# OBJECTIVE
Output nothing but the number of lines that include the word "Severe".

··· GIVEN DATA ···

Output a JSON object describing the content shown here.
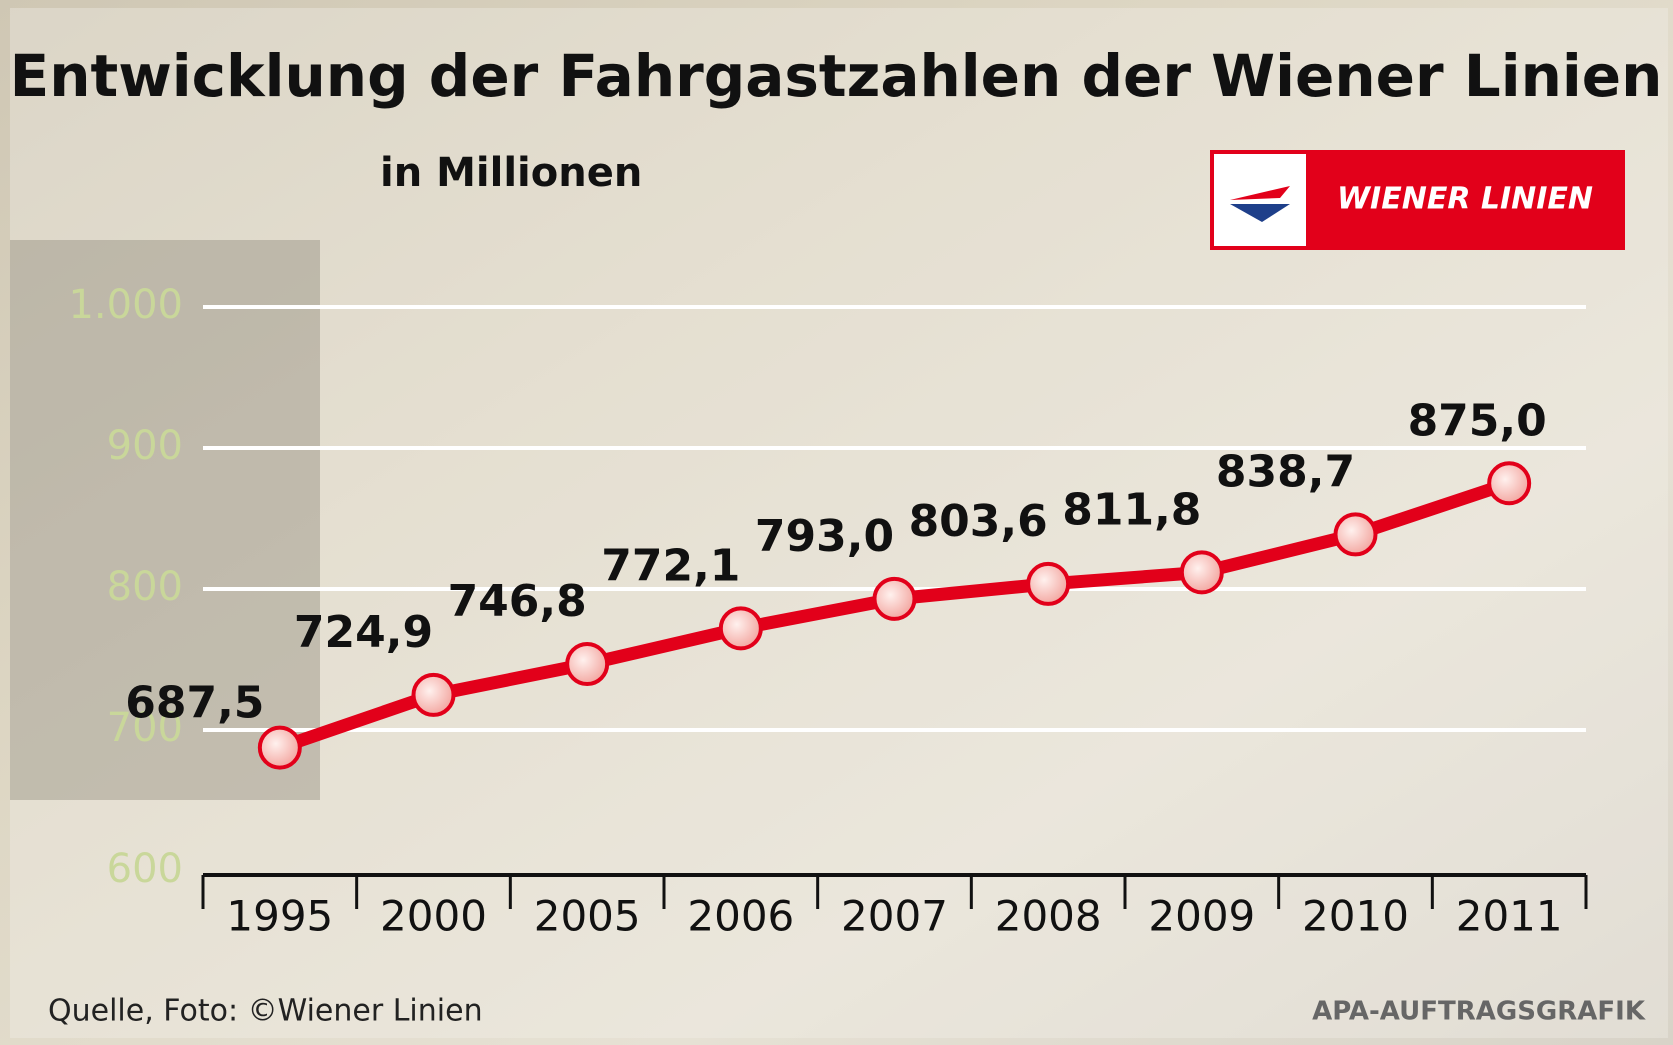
{
  "chart_data": {
    "type": "line",
    "title": "Entwicklung der Fahrgastzahlen der Wiener Linien",
    "subtitle": "in Millionen",
    "logo": "WIENER LINIEN",
    "source": "Quelle, Foto: ©Wiener Linien",
    "credit": "APA-AUFTRAGSGRAFIK",
    "categories": [
      "1995",
      "2000",
      "2005",
      "2006",
      "2007",
      "2008",
      "2009",
      "2010",
      "2011"
    ],
    "values": [
      687.5,
      724.9,
      746.8,
      772.1,
      793.0,
      803.6,
      811.8,
      838.7,
      875.0
    ],
    "value_labels": [
      "687,5",
      "724,9",
      "746,8",
      "772,1",
      "793,0",
      "803,6",
      "811,8",
      "838,7",
      "875,0"
    ],
    "color": "#e2001a",
    "ylim": [
      600,
      1000
    ],
    "yticks": [
      600,
      700,
      800,
      900,
      {
        "value": 1000,
        "label": "1.000"
      }
    ],
    "grid": true
  }
}
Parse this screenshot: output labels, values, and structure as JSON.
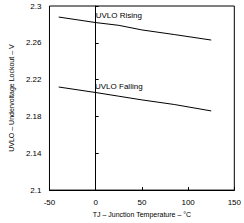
{
  "chart_data": {
    "type": "line",
    "x_label": "TJ – Junction Temperature – °C",
    "y_label": "UVLO – Undervoltage Lockout – V",
    "series": [
      {
        "name": "UVLO Rising",
        "color": "#000000",
        "x": [
          -40,
          0,
          25,
          50,
          85,
          125
        ],
        "values": [
          2.288,
          2.282,
          2.279,
          2.274,
          2.269,
          2.263
        ]
      },
      {
        "name": "UVLO Falling",
        "color": "#000000",
        "x": [
          -40,
          0,
          25,
          50,
          85,
          125
        ],
        "values": [
          2.212,
          2.206,
          2.202,
          2.198,
          2.193,
          2.186
        ]
      }
    ],
    "xlim": [
      -50,
      150
    ],
    "xticks": [
      -50,
      0,
      50,
      100,
      150
    ],
    "ylim": [
      2.1,
      2.3
    ],
    "yticks": [
      2.1,
      2.14,
      2.18,
      2.22,
      2.26,
      2.3
    ],
    "grid": false
  }
}
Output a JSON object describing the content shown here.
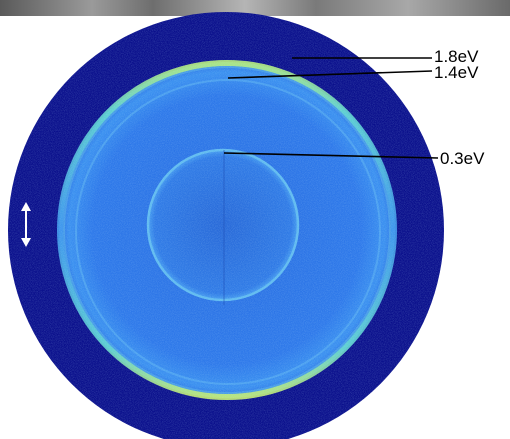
{
  "labels": {
    "ring_outer": "1.8eV",
    "ring_middle": "1.4eV",
    "ring_inner": "0.3eV"
  },
  "colors": {
    "background_disk": "#0a0f8c",
    "detector_blue": "#2a72e6",
    "ring_highlight": "#7de0c8",
    "polarization_arrow": "#ffffff"
  },
  "icons": {
    "polarization": "double-headed-vertical-arrow"
  }
}
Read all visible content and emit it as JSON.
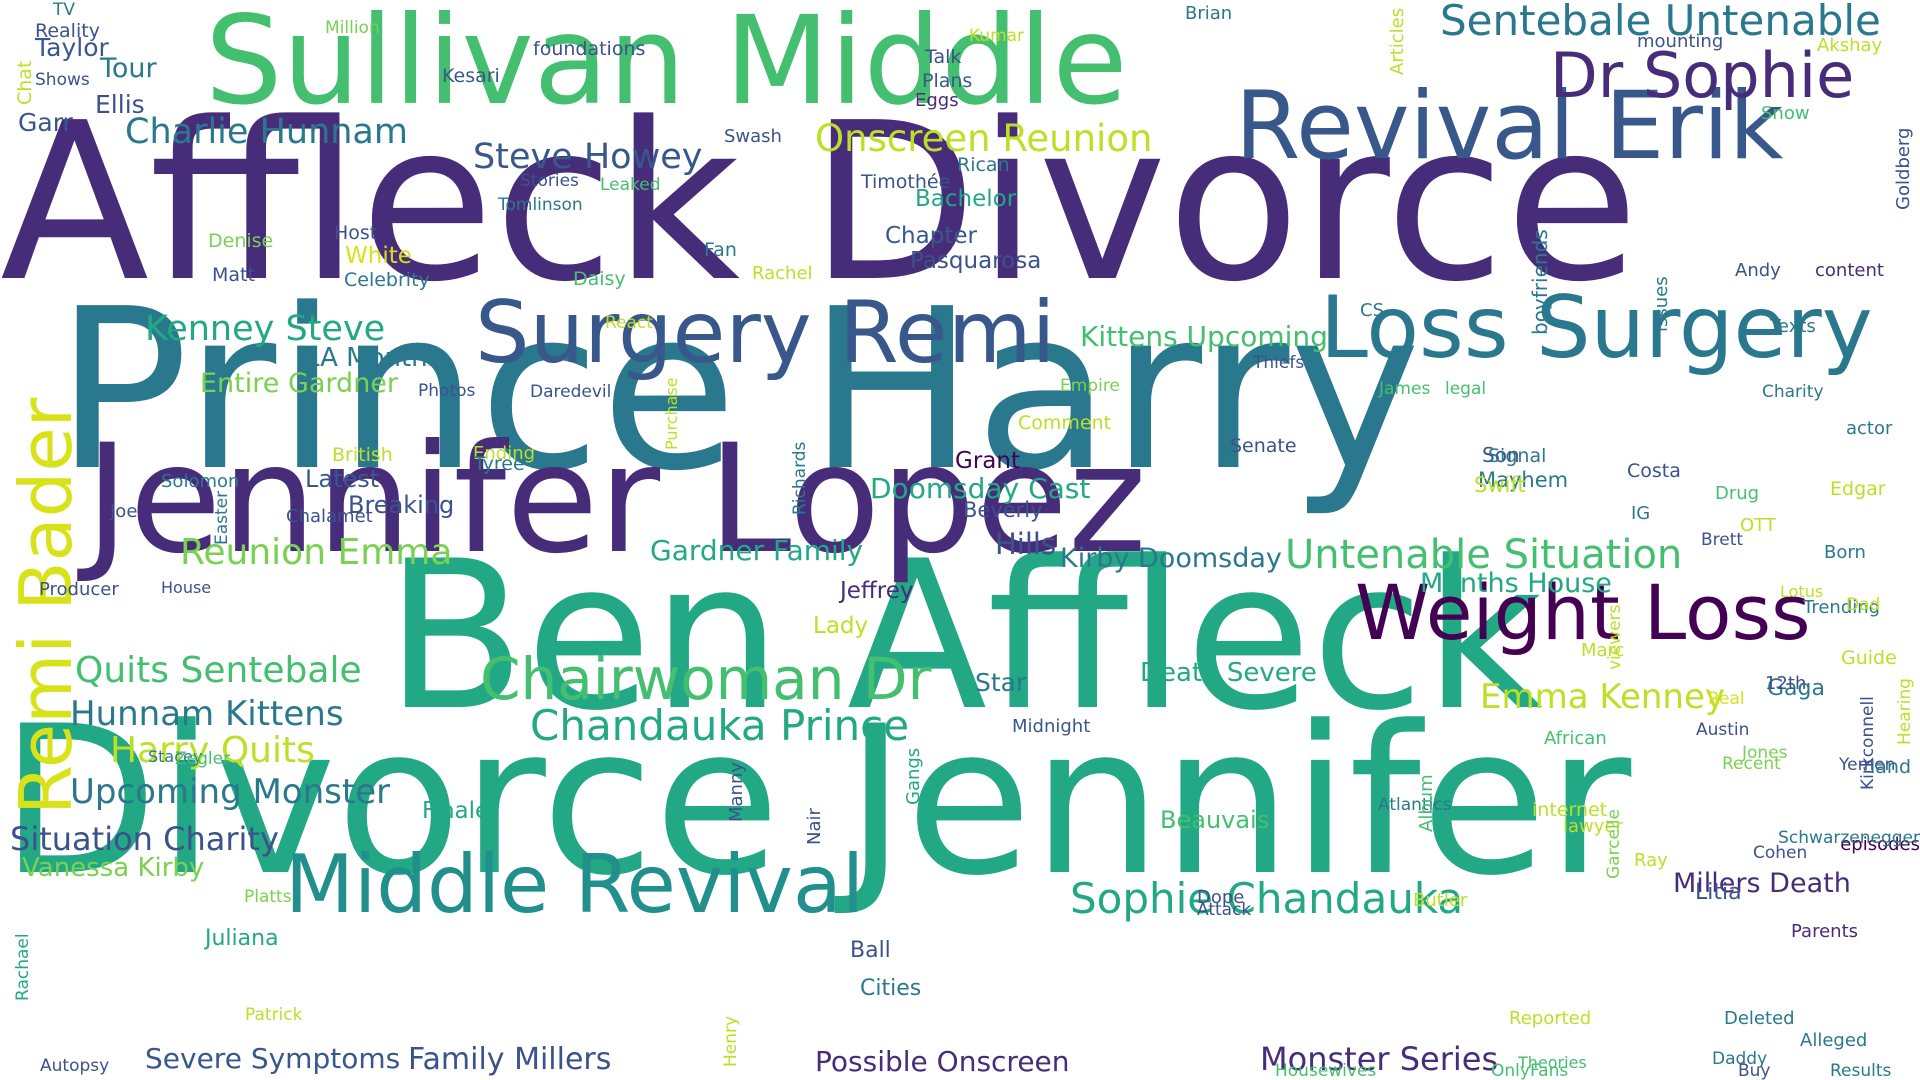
{
  "words": [
    {
      "text": "Prince Harry",
      "color": "#2a788e"
    },
    {
      "text": "Affleck Divorce",
      "color": "#472c7a"
    },
    {
      "text": "Divorce Jennifer",
      "color": "#22a884"
    },
    {
      "text": "Ben Affleck",
      "color": "#22a884"
    },
    {
      "text": "Jennifer Lopez",
      "color": "#472c7a"
    },
    {
      "text": "Sullivan Middle",
      "color": "#44bf70"
    },
    {
      "text": "Revival Erik",
      "color": "#38588c"
    },
    {
      "text": "Surgery Remi",
      "color": "#38588c"
    },
    {
      "text": "Loss Surgery",
      "color": "#2a788e"
    },
    {
      "text": "Weight Loss",
      "color": "#440154"
    },
    {
      "text": "Middle Revival",
      "color": "#21908d"
    },
    {
      "text": "Dr Sophie",
      "color": "#472c7a"
    },
    {
      "text": "Chairwoman Dr",
      "color": "#44bf70"
    },
    {
      "text": "Remi Bader",
      "color": "#d8e219"
    },
    {
      "text": "Sentebale Untenable",
      "color": "#2a788e"
    },
    {
      "text": "Charlie Hunnam",
      "color": "#2a788e"
    },
    {
      "text": "Steve Howey",
      "color": "#38588c"
    },
    {
      "text": "Kenney Steve",
      "color": "#22a884"
    },
    {
      "text": "Onscreen Reunion",
      "color": "#bddf26"
    },
    {
      "text": "Untenable Situation",
      "color": "#44bf70"
    },
    {
      "text": "Sophie Chandauka",
      "color": "#22a884"
    },
    {
      "text": "Chandauka Prince",
      "color": "#22a884"
    },
    {
      "text": "Quits Sentebale",
      "color": "#44bf70"
    },
    {
      "text": "Hunnam Kittens",
      "color": "#2a788e"
    },
    {
      "text": "Harry Quits",
      "color": "#bddf26"
    },
    {
      "text": "Upcoming Monster",
      "color": "#2a788e"
    },
    {
      "text": "Situation Charity",
      "color": "#3b528b"
    },
    {
      "text": "Vanessa Kirby",
      "color": "#7ad151"
    },
    {
      "text": "Reunion Emma",
      "color": "#7ad151"
    },
    {
      "text": "Emma Kenney",
      "color": "#bddf26"
    },
    {
      "text": "Gardner Family",
      "color": "#22a884"
    },
    {
      "text": "Kittens Upcoming",
      "color": "#44bf70"
    },
    {
      "text": "Doomsday Cast",
      "color": "#22a884"
    },
    {
      "text": "Kirby Doomsday",
      "color": "#2a788e"
    },
    {
      "text": "Months House",
      "color": "#22a884"
    },
    {
      "text": "Millers Death",
      "color": "#472c7a"
    },
    {
      "text": "Death Severe",
      "color": "#22a884"
    },
    {
      "text": "Severe Symptoms",
      "color": "#38588c"
    },
    {
      "text": "Family Millers",
      "color": "#3b528b"
    },
    {
      "text": "Monster Series",
      "color": "#472c7a"
    },
    {
      "text": "Possible Onscreen",
      "color": "#472c7a"
    },
    {
      "text": "Entire Gardner",
      "color": "#7ad151"
    },
    {
      "text": "LA Months",
      "color": "#2a788e"
    },
    {
      "text": "Latest",
      "color": "#38588c"
    },
    {
      "text": "Breaking",
      "color": "#3b528b"
    },
    {
      "text": "Tour",
      "color": "#2a788e"
    },
    {
      "text": "Taylor",
      "color": "#38588c"
    },
    {
      "text": "Ellis",
      "color": "#3b528b"
    },
    {
      "text": "Garr",
      "color": "#38588c"
    },
    {
      "text": "White",
      "color": "#d8e219"
    },
    {
      "text": "Hills",
      "color": "#3b528b"
    },
    {
      "text": "Star",
      "color": "#2a788e"
    },
    {
      "text": "Jeffrey",
      "color": "#472c7a"
    },
    {
      "text": "Lady",
      "color": "#bddf26"
    },
    {
      "text": "Beverly",
      "color": "#3b528b"
    },
    {
      "text": "Grant",
      "color": "#440154"
    },
    {
      "text": "Chapter",
      "color": "#38588c"
    },
    {
      "text": "Pasquarosa",
      "color": "#3b528b"
    },
    {
      "text": "Bachelor",
      "color": "#22a884"
    },
    {
      "text": "Finale",
      "color": "#22a884"
    },
    {
      "text": "Beauvais",
      "color": "#44bf70"
    },
    {
      "text": "Gaga",
      "color": "#2a788e"
    },
    {
      "text": "Litia",
      "color": "#3b528b"
    },
    {
      "text": "Ball",
      "color": "#3b528b"
    },
    {
      "text": "Cities",
      "color": "#2a788e"
    },
    {
      "text": "Juliana",
      "color": "#22a884"
    },
    {
      "text": "Mayhem",
      "color": "#2a788e"
    },
    {
      "text": "Swift",
      "color": "#bddf26"
    },
    {
      "text": "Son",
      "color": "#3b528b"
    },
    {
      "text": "TV",
      "color": "#2a788e"
    },
    {
      "text": "Reality",
      "color": "#3b528b"
    },
    {
      "text": "Shows",
      "color": "#3b528b"
    },
    {
      "text": "Million",
      "color": "#7ad151"
    },
    {
      "text": "foundations",
      "color": "#3b528b"
    },
    {
      "text": "Kesari",
      "color": "#38588c"
    },
    {
      "text": "Kumar",
      "color": "#bddf26"
    },
    {
      "text": "Talk",
      "color": "#3b528b"
    },
    {
      "text": "Plans",
      "color": "#38588c"
    },
    {
      "text": "Eggs",
      "color": "#472c7a"
    },
    {
      "text": "Brian",
      "color": "#2a788e"
    },
    {
      "text": "mounting",
      "color": "#3b528b"
    },
    {
      "text": "Akshay",
      "color": "#bddf26"
    },
    {
      "text": "Snow",
      "color": "#44bf70"
    },
    {
      "text": "Swash",
      "color": "#3b528b"
    },
    {
      "text": "Rican",
      "color": "#2a788e"
    },
    {
      "text": "Timothée",
      "color": "#3b528b"
    },
    {
      "text": "Stories",
      "color": "#3b528b"
    },
    {
      "text": "Leaked",
      "color": "#44bf70"
    },
    {
      "text": "Tomlinson",
      "color": "#2a788e"
    },
    {
      "text": "Denise",
      "color": "#7ad151"
    },
    {
      "text": "Host",
      "color": "#3b528b"
    },
    {
      "text": "Matt",
      "color": "#3b528b"
    },
    {
      "text": "Celebrity",
      "color": "#2a788e"
    },
    {
      "text": "Fan",
      "color": "#2a788e"
    },
    {
      "text": "Daisy",
      "color": "#44bf70"
    },
    {
      "text": "Rachel",
      "color": "#bddf26"
    },
    {
      "text": "Andy",
      "color": "#3b528b"
    },
    {
      "text": "content",
      "color": "#472c7a"
    },
    {
      "text": "CS",
      "color": "#2a788e"
    },
    {
      "text": "Texts",
      "color": "#2a788e"
    },
    {
      "text": "React",
      "color": "#bddf26"
    },
    {
      "text": "Photos",
      "color": "#3b528b"
    },
    {
      "text": "Daredevil",
      "color": "#3b528b"
    },
    {
      "text": "Thiefs",
      "color": "#3b528b"
    },
    {
      "text": "Empire",
      "color": "#7ad151"
    },
    {
      "text": "James",
      "color": "#44bf70"
    },
    {
      "text": "legal",
      "color": "#44bf70"
    },
    {
      "text": "Charity",
      "color": "#2a788e"
    },
    {
      "text": "Comment",
      "color": "#bddf26"
    },
    {
      "text": "actor",
      "color": "#2a788e"
    },
    {
      "text": "Ending",
      "color": "#bddf26"
    },
    {
      "text": "Senate",
      "color": "#3b528b"
    },
    {
      "text": "Signal",
      "color": "#2a788e"
    },
    {
      "text": "Solomon",
      "color": "#2a788e"
    },
    {
      "text": "British",
      "color": "#bddf26"
    },
    {
      "text": "Tyree",
      "color": "#2a788e"
    },
    {
      "text": "Costa",
      "color": "#3b528b"
    },
    {
      "text": "Drug",
      "color": "#44bf70"
    },
    {
      "text": "Joe",
      "color": "#3b528b"
    },
    {
      "text": "Edgar",
      "color": "#bddf26"
    },
    {
      "text": "IG",
      "color": "#2a788e"
    },
    {
      "text": "Born",
      "color": "#2a788e"
    },
    {
      "text": "Chalamet",
      "color": "#3b528b"
    },
    {
      "text": "OTT",
      "color": "#bddf26"
    },
    {
      "text": "Brett",
      "color": "#3b528b"
    },
    {
      "text": "House",
      "color": "#3b528b"
    },
    {
      "text": "Lotus",
      "color": "#bddf26"
    },
    {
      "text": "Trending",
      "color": "#2a788e"
    },
    {
      "text": "Dad",
      "color": "#bddf26"
    },
    {
      "text": "Marc",
      "color": "#bddf26"
    },
    {
      "text": "12th",
      "color": "#3b528b"
    },
    {
      "text": "Real",
      "color": "#d8e219"
    },
    {
      "text": "Producer",
      "color": "#3b528b"
    },
    {
      "text": "Guide",
      "color": "#bddf26"
    },
    {
      "text": "internet",
      "color": "#bddf26"
    },
    {
      "text": "Midnight",
      "color": "#38588c"
    },
    {
      "text": "African",
      "color": "#44bf70"
    },
    {
      "text": "lawyer",
      "color": "#bddf26"
    },
    {
      "text": "Ray",
      "color": "#bddf26"
    },
    {
      "text": "Cohen",
      "color": "#3b528b"
    },
    {
      "text": "Recent",
      "color": "#7ad151"
    },
    {
      "text": "Jones",
      "color": "#7ad151"
    },
    {
      "text": "Austin",
      "color": "#3b528b"
    },
    {
      "text": "Yemen",
      "color": "#3b528b"
    },
    {
      "text": "land",
      "color": "#2a788e"
    },
    {
      "text": "episodes",
      "color": "#440154"
    },
    {
      "text": "Stacey",
      "color": "#2a788e"
    },
    {
      "text": "Zegler",
      "color": "#44bf70"
    },
    {
      "text": "Platts",
      "color": "#7ad151"
    },
    {
      "text": "Patrick",
      "color": "#bddf26"
    },
    {
      "text": "Dope",
      "color": "#3b528b"
    },
    {
      "text": "Attack",
      "color": "#3b528b"
    },
    {
      "text": "Butler",
      "color": "#bddf26"
    },
    {
      "text": "Atlantics",
      "color": "#2a788e"
    },
    {
      "text": "Schwarzenegger",
      "color": "#2a788e"
    },
    {
      "text": "Theories",
      "color": "#44bf70"
    },
    {
      "text": "OnlyFans",
      "color": "#44bf70"
    },
    {
      "text": "Reported",
      "color": "#bddf26"
    },
    {
      "text": "Deleted",
      "color": "#2a788e"
    },
    {
      "text": "Parents",
      "color": "#472c7a"
    },
    {
      "text": "Alleged",
      "color": "#2a788e"
    },
    {
      "text": "Daddy",
      "color": "#2a788e"
    },
    {
      "text": "Results",
      "color": "#2a788e"
    },
    {
      "text": "Autopsy",
      "color": "#3b528b"
    },
    {
      "text": "Housewives",
      "color": "#44bf70"
    },
    {
      "text": "Buy",
      "color": "#3b528b"
    },
    {
      "text": "Chat",
      "color": "#bddf26"
    },
    {
      "text": "Articles",
      "color": "#bddf26"
    },
    {
      "text": "Goldberg",
      "color": "#3b528b"
    },
    {
      "text": "boyfriends",
      "color": "#2a788e"
    },
    {
      "text": "issues",
      "color": "#2a788e"
    },
    {
      "text": "Purchase",
      "color": "#bddf26"
    },
    {
      "text": "Easter",
      "color": "#2a788e"
    },
    {
      "text": "Richards",
      "color": "#2a788e"
    },
    {
      "text": "viewers",
      "color": "#bddf26"
    },
    {
      "text": "Hearing",
      "color": "#bddf26"
    },
    {
      "text": "Kirkconnell",
      "color": "#3b528b"
    },
    {
      "text": "Album",
      "color": "#44bf70"
    },
    {
      "text": "Gangs",
      "color": "#22a884"
    },
    {
      "text": "Manny",
      "color": "#3b528b"
    },
    {
      "text": "Nair",
      "color": "#3b528b"
    },
    {
      "text": "Garcelle",
      "color": "#7ad151"
    },
    {
      "text": "Rachael",
      "color": "#22a884"
    },
    {
      "text": "Henry",
      "color": "#bddf26"
    }
  ]
}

···

# WRITTEN ANSWER
2